Data entries:

•••

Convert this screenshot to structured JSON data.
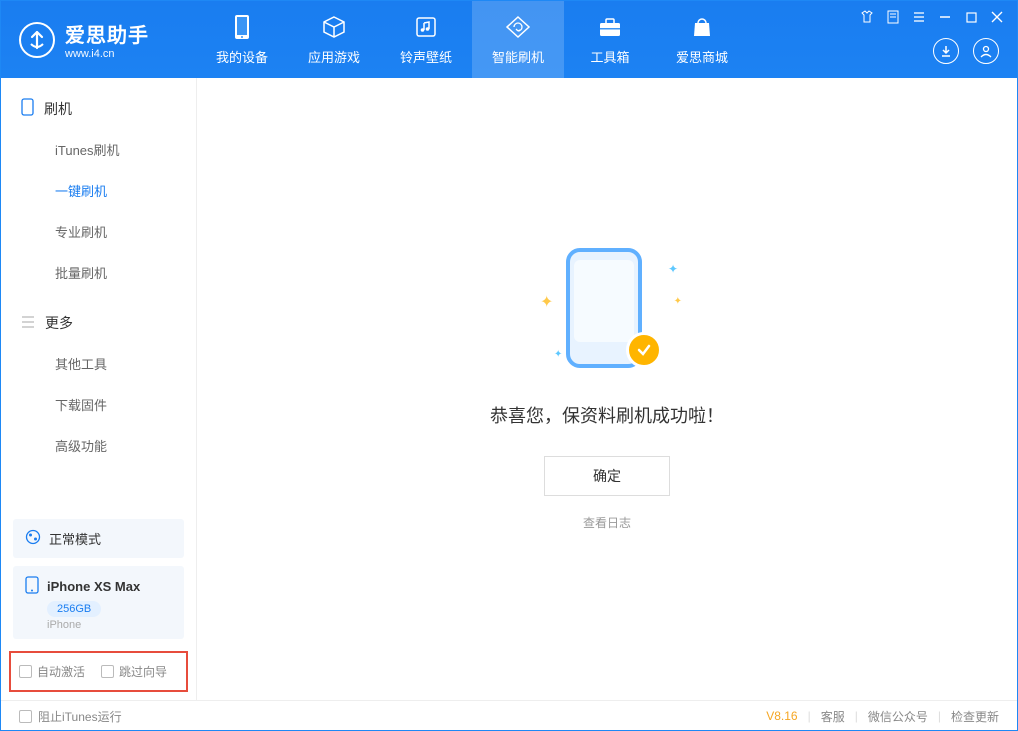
{
  "app": {
    "name_cn": "爱思助手",
    "name_en": "www.i4.cn"
  },
  "nav": {
    "items": [
      {
        "label": "我的设备"
      },
      {
        "label": "应用游戏"
      },
      {
        "label": "铃声壁纸"
      },
      {
        "label": "智能刷机"
      },
      {
        "label": "工具箱"
      },
      {
        "label": "爱思商城"
      }
    ]
  },
  "sidebar": {
    "section1_title": "刷机",
    "items1": [
      {
        "label": "iTunes刷机"
      },
      {
        "label": "一键刷机"
      },
      {
        "label": "专业刷机"
      },
      {
        "label": "批量刷机"
      }
    ],
    "section2_title": "更多",
    "items2": [
      {
        "label": "其他工具"
      },
      {
        "label": "下载固件"
      },
      {
        "label": "高级功能"
      }
    ]
  },
  "device": {
    "mode_label": "正常模式",
    "name": "iPhone XS Max",
    "storage": "256GB",
    "type": "iPhone"
  },
  "checks": {
    "auto_activate": "自动激活",
    "skip_guide": "跳过向导"
  },
  "main": {
    "success_msg": "恭喜您，保资料刷机成功啦！",
    "ok_btn": "确定",
    "view_log": "查看日志"
  },
  "footer": {
    "block_itunes": "阻止iTunes运行",
    "version": "V8.16",
    "support": "客服",
    "wechat": "微信公众号",
    "check_update": "检查更新"
  }
}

•••

Please write out all the data again word for word, but not the pictures.

#### [EXERCISE RESPONSE]
Convert this screenshot to structured JSON data.
{
  "app": {
    "name_cn": "爱思助手",
    "name_en": "www.i4.cn"
  },
  "nav": {
    "items": [
      {
        "label": "我的设备"
      },
      {
        "label": "应用游戏"
      },
      {
        "label": "铃声壁纸"
      },
      {
        "label": "智能刷机"
      },
      {
        "label": "工具箱"
      },
      {
        "label": "爱思商城"
      }
    ]
  },
  "sidebar": {
    "section1_title": "刷机",
    "items1": [
      {
        "label": "iTunes刷机"
      },
      {
        "label": "一键刷机"
      },
      {
        "label": "专业刷机"
      },
      {
        "label": "批量刷机"
      }
    ],
    "section2_title": "更多",
    "items2": [
      {
        "label": "其他工具"
      },
      {
        "label": "下载固件"
      },
      {
        "label": "高级功能"
      }
    ]
  },
  "device": {
    "mode_label": "正常模式",
    "name": "iPhone XS Max",
    "storage": "256GB",
    "type": "iPhone"
  },
  "checks": {
    "auto_activate": "自动激活",
    "skip_guide": "跳过向导"
  },
  "main": {
    "success_msg": "恭喜您，保资料刷机成功啦！",
    "ok_btn": "确定",
    "view_log": "查看日志"
  },
  "footer": {
    "block_itunes": "阻止iTunes运行",
    "version": "V8.16",
    "support": "客服",
    "wechat": "微信公众号",
    "check_update": "检查更新"
  }
}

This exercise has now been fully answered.